Data records

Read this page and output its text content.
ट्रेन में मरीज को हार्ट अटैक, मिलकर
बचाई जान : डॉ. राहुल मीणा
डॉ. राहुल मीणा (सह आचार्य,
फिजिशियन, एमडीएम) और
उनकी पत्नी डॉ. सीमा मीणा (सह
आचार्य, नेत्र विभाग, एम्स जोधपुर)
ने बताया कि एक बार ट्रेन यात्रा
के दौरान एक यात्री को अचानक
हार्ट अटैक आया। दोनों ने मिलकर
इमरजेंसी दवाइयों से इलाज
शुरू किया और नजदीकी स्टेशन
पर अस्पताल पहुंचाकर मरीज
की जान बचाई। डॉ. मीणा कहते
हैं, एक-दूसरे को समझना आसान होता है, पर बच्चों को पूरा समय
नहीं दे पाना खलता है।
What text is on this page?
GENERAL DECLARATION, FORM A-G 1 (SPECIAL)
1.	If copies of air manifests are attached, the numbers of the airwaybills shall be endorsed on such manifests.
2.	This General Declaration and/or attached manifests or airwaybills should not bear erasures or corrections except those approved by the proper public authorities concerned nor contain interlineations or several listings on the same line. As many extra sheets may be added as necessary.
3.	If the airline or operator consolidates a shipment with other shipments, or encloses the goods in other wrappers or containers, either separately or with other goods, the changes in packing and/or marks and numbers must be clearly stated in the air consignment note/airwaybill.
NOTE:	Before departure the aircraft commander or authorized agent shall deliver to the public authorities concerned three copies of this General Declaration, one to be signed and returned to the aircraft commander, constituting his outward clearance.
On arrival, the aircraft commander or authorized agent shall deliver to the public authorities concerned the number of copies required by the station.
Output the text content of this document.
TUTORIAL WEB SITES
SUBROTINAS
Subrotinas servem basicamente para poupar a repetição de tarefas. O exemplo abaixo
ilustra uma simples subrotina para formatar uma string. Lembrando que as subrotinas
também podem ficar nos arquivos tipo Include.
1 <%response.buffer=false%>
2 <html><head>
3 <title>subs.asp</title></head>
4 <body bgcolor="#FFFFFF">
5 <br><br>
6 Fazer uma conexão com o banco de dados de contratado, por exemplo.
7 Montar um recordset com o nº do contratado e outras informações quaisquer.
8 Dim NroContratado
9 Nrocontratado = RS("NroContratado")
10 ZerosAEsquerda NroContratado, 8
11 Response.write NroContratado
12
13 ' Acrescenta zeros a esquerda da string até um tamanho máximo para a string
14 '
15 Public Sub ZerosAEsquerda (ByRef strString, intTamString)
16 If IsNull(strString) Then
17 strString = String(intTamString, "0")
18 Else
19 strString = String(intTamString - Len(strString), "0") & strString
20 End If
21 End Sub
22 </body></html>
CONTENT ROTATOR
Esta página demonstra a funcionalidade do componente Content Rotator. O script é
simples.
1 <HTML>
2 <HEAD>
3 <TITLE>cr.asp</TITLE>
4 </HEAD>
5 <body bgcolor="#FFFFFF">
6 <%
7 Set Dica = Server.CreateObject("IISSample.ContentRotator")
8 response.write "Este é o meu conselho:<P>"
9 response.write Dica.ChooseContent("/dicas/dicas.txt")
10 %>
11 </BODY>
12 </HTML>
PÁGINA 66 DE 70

• Do this
Return exactly the lines of the data, and only those, from the line with "Output the text content of this document." through the last line, inclusive.

• Complete output
Output the text content of this document.
TUTORIAL WEB SITES
SUBROTINAS
Subrotinas servem basicamente para poupar a repetição de tarefas. O exemplo abaixo
ilustra uma simples subrotina para formatar uma string. Lembrando que as subrotinas
também podem ficar nos arquivos tipo Include.
1 <%response.buffer=false%>
2 <html><head>
3 <title>subs.asp</title></head>
4 <body bgcolor="#FFFFFF">
5 <br><br>
6 Fazer uma conexão com o banco de dados de contratado, por exemplo.
7 Montar um recordset com o nº do contratado e outras informações quaisquer.
8 Dim NroContratado
9 Nrocontratado = RS("NroContratado")
10 ZerosAEsquerda NroContratado, 8
11 Response.write NroContratado
12
13 ' Acrescenta zeros a esquerda da string até um tamanho máximo para a string
14 '
15 Public Sub ZerosAEsquerda (ByRef strString, intTamString)
16 If IsNull(strString) Then
17 strString = String(intTamString, "0")
18 Else
19 strString = String(intTamString - Len(strString), "0") & strString
20 End If
21 End Sub
22 </body></html>
CONTENT ROTATOR
Esta página demonstra a funcionalidade do componente Content Rotator. O script é
simples.
1 <HTML>
2 <HEAD>
3 <TITLE>cr.asp</TITLE>
4 </HEAD>
5 <body bgcolor="#FFFFFF">
6 <%
7 Set Dica = Server.CreateObject("IISSample.ContentRotator")
8 response.write "Este é o meu conselho:<P>"
9 response.write Dica.ChooseContent("/dicas/dicas.txt")
10 %>
11 </BODY>
12 </HTML>
PÁGINA 66 DE 70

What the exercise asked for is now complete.